### DATASET EXTRACT
# # # # # # #
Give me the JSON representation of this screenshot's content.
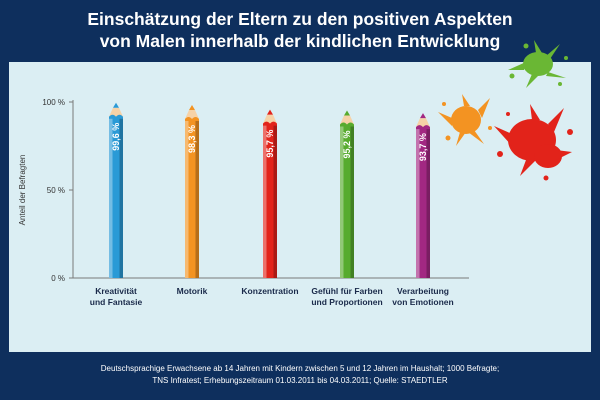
{
  "header": {
    "title_line1": "Einschätzung der Eltern zu den positiven Aspekten",
    "title_line2": "von Malen innerhalb der kindlichen Entwicklung"
  },
  "footer": {
    "line1": "Deutschsprachige Erwachsene ab 14 Jahren mit Kindern zwischen 5 und 12 Jahren im Haushalt; 1000 Befragte;",
    "line2": "TNS Infratest; Erhebungszeitraum 01.03.2011 bis 04.03.2011; Quelle: STAEDTLER"
  },
  "colors": {
    "background": "#0e2f5d",
    "panel": "#dbeef3",
    "splat_green": "#6ab734",
    "splat_orange": "#f39322",
    "splat_red": "#e2231a"
  },
  "chart_data": {
    "type": "bar",
    "ylabel": "Anteil der Befragten",
    "ylim": [
      0,
      100
    ],
    "yticks": [
      "0 %",
      "50 %",
      "100 %"
    ],
    "categories": [
      [
        "Kreativität",
        "und Fantasie"
      ],
      [
        "Motorik"
      ],
      [
        "Konzentration"
      ],
      [
        "Gefühl für Farben",
        "und Proportionen"
      ],
      [
        "Verarbeitung",
        "von Emotionen"
      ]
    ],
    "values": [
      99.6,
      98.3,
      95.7,
      95.2,
      93.7
    ],
    "value_labels": [
      "99,6 %",
      "98,3 %",
      "95,7 %",
      "95,2 %",
      "93,7 %"
    ],
    "bar_colors": [
      "#2a9ad6",
      "#f39322",
      "#e2231a",
      "#57ab2e",
      "#a22882"
    ],
    "grid": false
  }
}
# # # # # # #
### EXERCISE PROMPT
Reproduce all of the data exactly, omitting each picture it holds.

### ANSWER TO THIS EXERCISE
Give me the JSON representation of this screenshot's content.
{
  "header": {
    "title_line1": "Einschätzung der Eltern zu den positiven Aspekten",
    "title_line2": "von Malen innerhalb der kindlichen Entwicklung"
  },
  "footer": {
    "line1": "Deutschsprachige Erwachsene ab 14 Jahren mit Kindern zwischen 5 und 12 Jahren im Haushalt; 1000 Befragte;",
    "line2": "TNS Infratest; Erhebungszeitraum 01.03.2011 bis 04.03.2011; Quelle: STAEDTLER"
  },
  "colors": {
    "background": "#0e2f5d",
    "panel": "#dbeef3",
    "splat_green": "#6ab734",
    "splat_orange": "#f39322",
    "splat_red": "#e2231a"
  },
  "chart_data": {
    "type": "bar",
    "ylabel": "Anteil der Befragten",
    "ylim": [
      0,
      100
    ],
    "yticks": [
      "0 %",
      "50 %",
      "100 %"
    ],
    "categories": [
      [
        "Kreativität",
        "und Fantasie"
      ],
      [
        "Motorik"
      ],
      [
        "Konzentration"
      ],
      [
        "Gefühl für Farben",
        "und Proportionen"
      ],
      [
        "Verarbeitung",
        "von Emotionen"
      ]
    ],
    "values": [
      99.6,
      98.3,
      95.7,
      95.2,
      93.7
    ],
    "value_labels": [
      "99,6 %",
      "98,3 %",
      "95,7 %",
      "95,2 %",
      "93,7 %"
    ],
    "bar_colors": [
      "#2a9ad6",
      "#f39322",
      "#e2231a",
      "#57ab2e",
      "#a22882"
    ],
    "grid": false
  }
}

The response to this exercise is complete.